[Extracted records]

==============================

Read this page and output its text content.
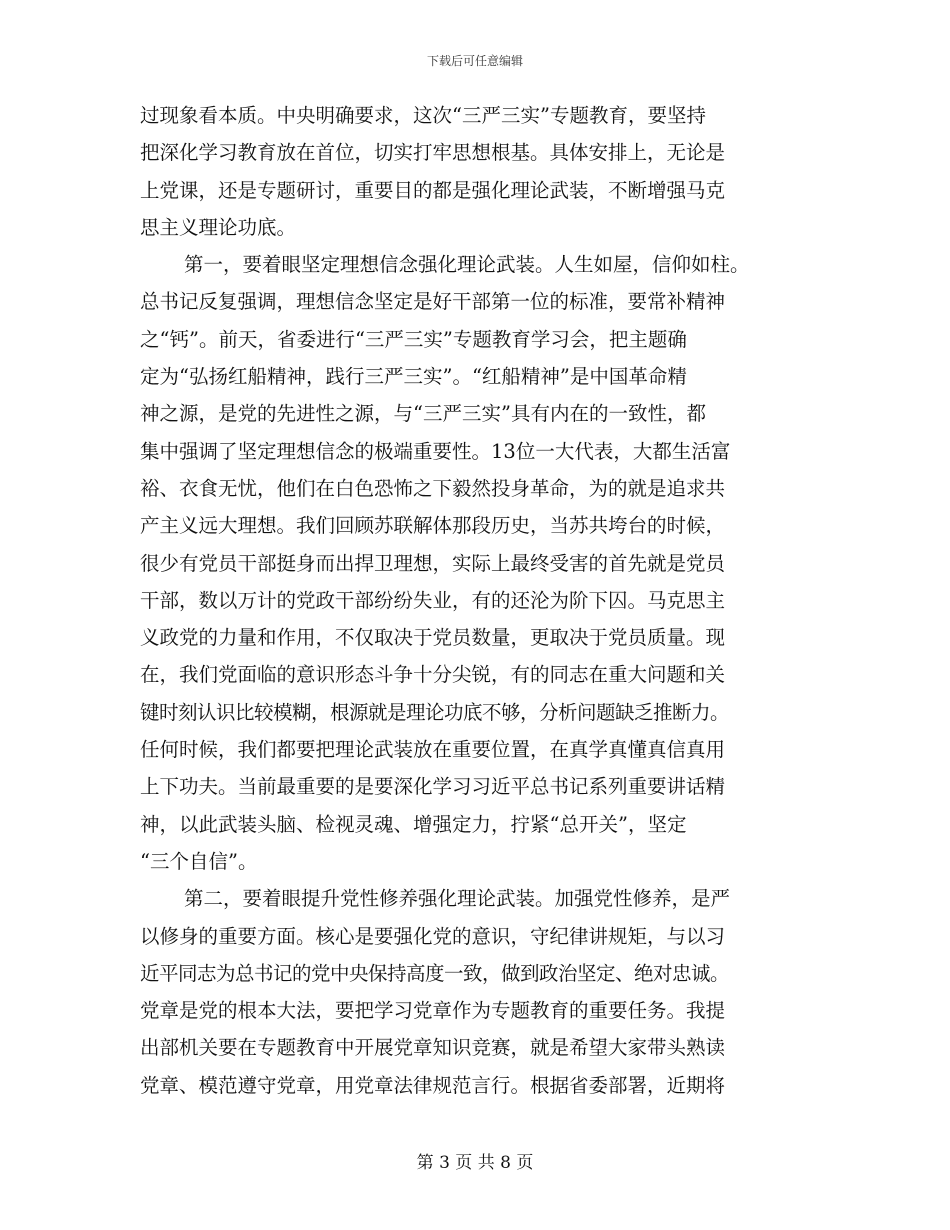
下载后可任意编辑
过现象看本质。中央明确要求，这次“三严三实”专题教育，要坚持
把深化学习教育放在首位，切实打牢思想根基。具体安排上，无论是
上党课，还是专题研讨，重要目的都是强化理论武装，不断增强马克
思主义理论功底。
第一，要着眼坚定理想信念强化理论武装。人生如屋，信仰如柱。
总书记反复强调，理想信念坚定是好干部第一位的标准，要常补精神
之“钙”。前天，省委进行“三严三实”专题教育学习会，把主题确
定为“弘扬红船精神，践行三严三实”。“红船精神”是中国革命精
神之源，是党的先进性之源，与“三严三实”具有内在的一致性，都
集中强调了坚定理想信念的极端重要性。13位一大代表，大都生活富
裕、衣食无忧，他们在白色恐怖之下毅然投身革命，为的就是追求共
产主义远大理想。我们回顾苏联解体那段历史，当苏共垮台的时候，
很少有党员干部挺身而出捍卫理想，实际上最终受害的首先就是党员
干部，数以万计的党政干部纷纷失业，有的还沦为阶下囚。马克思主
义政党的力量和作用，不仅取决于党员数量，更取决于党员质量。现
在，我们党面临的意识形态斗争十分尖锐，有的同志在重大问题和关
键时刻认识比较模糊，根源就是理论功底不够，分析问题缺乏推断力。
任何时候，我们都要把理论武装放在重要位置，在真学真懂真信真用
上下功夫。当前最重要的是要深化学习习近平总书记系列重要讲话精
神，以此武装头脑、检视灵魂、增强定力，拧紧“总开关”，坚定
“三个自信”。
第二，要着眼提升党性修养强化理论武装。加强党性修养，是严
以修身的重要方面。核心是要强化党的意识，守纪律讲规矩，与以习
近平同志为总书记的党中央保持高度一致，做到政治坚定、绝对忠诚。
党章是党的根本大法，要把学习党章作为专题教育的重要任务。我提
出部机关要在专题教育中开展党章知识竞赛，就是希望大家带头熟读
党章、模范遵守党章，用党章法律规范言行。根据省委部署，近期将
第 3 页 共 8 页
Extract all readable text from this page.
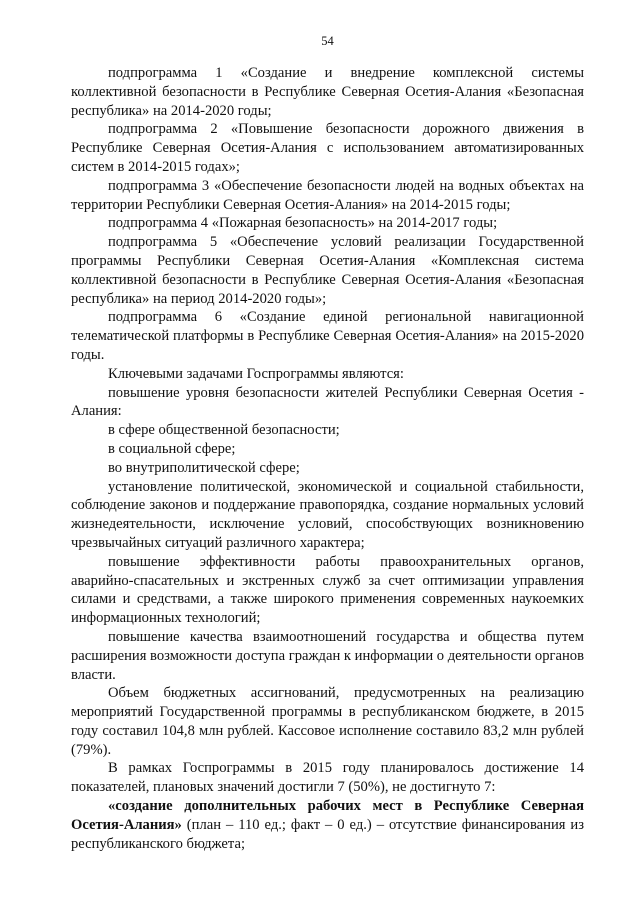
54

подпрограмма 1 «Создание и внедрение комплексной системы коллективной безопасности в Республике Северная Осетия-Алания «Безопасная республика» на 2014-2020 годы;

подпрограмма 2 «Повышение безопасности дорожного движения в Республике Северная Осетия-Алания с использованием автоматизированных систем в 2014-2015 годах»;

подпрограмма 3 «Обеспечение безопасности людей на водных объектах на территории Республики Северная Осетия-Алания» на 2014-2015 годы;

подпрограмма 4 «Пожарная безопасность» на 2014-2017 годы;

подпрограмма 5 «Обеспечение условий реализации Государственной программы Республики Северная Осетия-Алания «Комплексная система коллективной безопасности в Республике Северная Осетия-Алания «Безопасная республика» на период 2014-2020 годы»;

подпрограмма 6 «Создание единой региональной навигационной телематической платформы в Республике Северная Осетия-Алания» на 2015-2020 годы.

Ключевыми задачами Госпрограммы являются:

повышение уровня безопасности жителей Республики Северная Осетия - Алания:

в сфере общественной безопасности;

в социальной сфере;

во внутриполитической сфере;

установление политической, экономической и социальной стабильности, соблюдение законов и поддержание правопорядка, создание нормальных условий жизнедеятельности, исключение условий, способствующих возникновению чрезвычайных ситуаций различного характера;

повышение эффективности работы правоохранительных органов, аварийно-спасательных и экстренных служб за счет оптимизации управления силами и средствами, а также широкого применения современных наукоемких информационных технологий;

повышение качества взаимоотношений государства и общества путем расширения возможности доступа граждан к информации о деятельности органов власти.

Объем бюджетных ассигнований, предусмотренных на реализацию мероприятий Государственной программы в республиканском бюджете, в 2015 году составил 104,8 млн рублей. Кассовое исполнение составило 83,2 млн рублей (79%).

В рамках Госпрограммы в 2015 году планировалось достижение 14 показателей, плановых значений достигли 7 (50%), не достигнуто 7:

«создание дополнительных рабочих мест в Республике Северная Осетия-Алания» (план – 110 ед.; факт – 0 ед.) – отсутствие финансирования из республиканского бюджета;
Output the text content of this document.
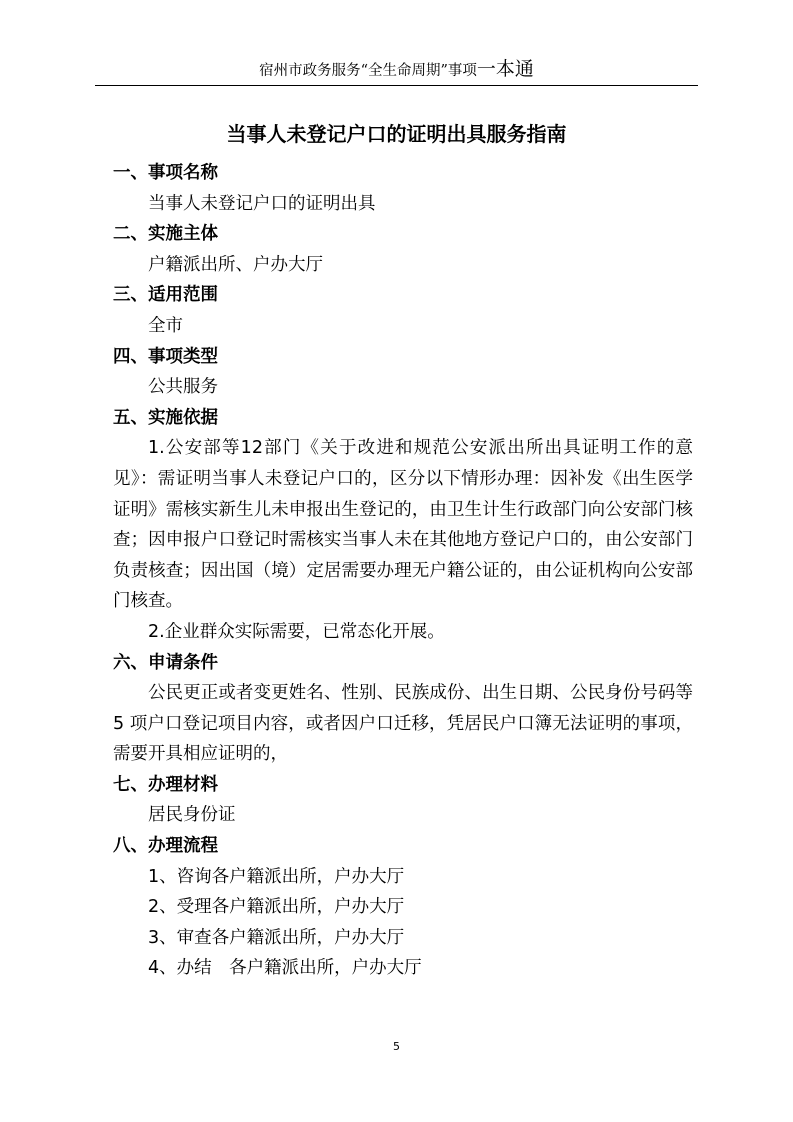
宿州市政务服务“全生命周期”事项一本通
当事人未登记户口的证明出具服务指南

一、事项名称

当事人未登记户口的证明出具

二、实施主体

户籍派出所、户办大厅

三、适用范围

全市

四、事项类型

公共服务

五、实施依据

1.公安部等12部门《关于改进和规范公安派出所出具证明工作的意见》：需证明当事人未登记户口的，区分以下情形办理：因补发《出生医学证明》需核实新生儿未申报出生登记的，由卫生计生行政部门向公安部门核查；因申报户口登记时需核实当事人未在其他地方登记户口的，由公安部门负责核查；因出国（境）定居需要办理无户籍公证的，由公证机构向公安部门核查。

2.企业群众实际需要，已常态化开展。

六、申请条件

公民更正或者变更姓名、性别、民族成份、出生日期、公民身份号码等 5 项户口登记项目内容，或者因户口迁移，凭居民户口簿无法证明的事项，需要开具相应证明的，

七、办理材料

居民身份证

八、办理流程

1、咨询各户籍派出所，户办大厅

2、受理各户籍派出所，户办大厅

3、审查各户籍派出所，户办大厅

4、办结　各户籍派出所，户办大厅

5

==============================

= Written instruction =
Scan the records above for the string "Республике", then select every line that holds it.

= Reply to the task =
подпрограмма 1 «Создание и внедрение комплексной системы коллективной безопасности в Республике Северная Осетия-Алания «Безопасная республика» на 2014-2020 годы;
подпрограмма 2 «Повышение безопасности дорожного движения в Республике Северная Осетия-Алания с использованием автоматизированных систем в 2014-2015 годах»;
подпрограмма 5 «Обеспечение условий реализации Государственной программы Республики Северная Осетия-Алания «Комплексная система коллективной безопасности в Республике Северная Осетия-Алания «Безопасная республика» на период 2014-2020 годы»;
подпрограмма 6 «Создание единой региональной навигационной телематической платформы в Республике Северная Осетия-Алания» на 2015-2020 годы.
«создание дополнительных рабочих мест в Республике Северная Осетия-Алания» (план – 110 ед.; факт – 0 ед.) – отсутствие финансирования из республиканского бюджета;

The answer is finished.